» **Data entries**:
++++
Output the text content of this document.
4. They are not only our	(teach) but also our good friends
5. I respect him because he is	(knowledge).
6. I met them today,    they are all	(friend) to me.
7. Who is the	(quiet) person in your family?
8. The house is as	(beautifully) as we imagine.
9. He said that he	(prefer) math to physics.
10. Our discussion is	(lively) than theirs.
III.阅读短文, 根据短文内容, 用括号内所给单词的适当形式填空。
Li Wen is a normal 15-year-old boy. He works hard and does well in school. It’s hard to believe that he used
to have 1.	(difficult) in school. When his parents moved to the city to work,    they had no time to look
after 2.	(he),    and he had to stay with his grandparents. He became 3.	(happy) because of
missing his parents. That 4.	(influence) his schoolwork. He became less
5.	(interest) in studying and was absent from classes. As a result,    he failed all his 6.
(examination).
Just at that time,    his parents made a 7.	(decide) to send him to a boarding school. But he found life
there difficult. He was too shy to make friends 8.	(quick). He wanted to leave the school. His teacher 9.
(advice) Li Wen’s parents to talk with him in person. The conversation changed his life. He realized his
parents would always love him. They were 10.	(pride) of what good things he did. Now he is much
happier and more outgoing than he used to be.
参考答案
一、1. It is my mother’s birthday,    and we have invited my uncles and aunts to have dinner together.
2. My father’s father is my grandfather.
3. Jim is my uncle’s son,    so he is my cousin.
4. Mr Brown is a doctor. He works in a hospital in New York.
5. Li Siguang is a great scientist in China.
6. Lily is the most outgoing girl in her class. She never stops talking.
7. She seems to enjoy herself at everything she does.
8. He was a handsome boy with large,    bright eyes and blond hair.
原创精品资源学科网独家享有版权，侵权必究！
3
++++
» **Task directions**:
Every record shown above should be written out again exactly.

» **Answer to this task**:
Output the text content of this document.
4. They are not only our	(teach) but also our good friends
5. I respect him because he is	(knowledge).
6. I met them today,    they are all	(friend) to me.
7. Who is the	(quiet) person in your family?
8. The house is as	(beautifully) as we imagine.
9. He said that he	(prefer) math to physics.
10. Our discussion is	(lively) than theirs.
III.阅读短文, 根据短文内容, 用括号内所给单词的适当形式填空。
Li Wen is a normal 15-year-old boy. He works hard and does well in school. It’s hard to believe that he used
to have 1.	(difficult) in school. When his parents moved to the city to work,    they had no time to look
after 2.	(he),    and he had to stay with his grandparents. He became 3.	(happy) because of
missing his parents. That 4.	(influence) his schoolwork. He became less
5.	(interest) in studying and was absent from classes. As a result,    he failed all his 6.
(examination).
Just at that time,    his parents made a 7.	(decide) to send him to a boarding school. But he found life
there difficult. He was too shy to make friends 8.	(quick). He wanted to leave the school. His teacher 9.
(advice) Li Wen’s parents to talk with him in person. The conversation changed his life. He realized his
parents would always love him. They were 10.	(pride) of what good things he did. Now he is much
happier and more outgoing than he used to be.
参考答案
一、1. It is my mother’s birthday,    and we have invited my uncles and aunts to have dinner together.
2. My father’s father is my grandfather.
3. Jim is my uncle’s son,    so he is my cousin.
4. Mr Brown is a doctor. He works in a hospital in New York.
5. Li Siguang is a great scientist in China.
6. Lily is the most outgoing girl in her class. She never stops talking.
7. She seems to enjoy herself at everything she does.
8. He was a handsome boy with large,    bright eyes and blond hair.
原创精品资源学科网独家享有版权，侵权必究！
3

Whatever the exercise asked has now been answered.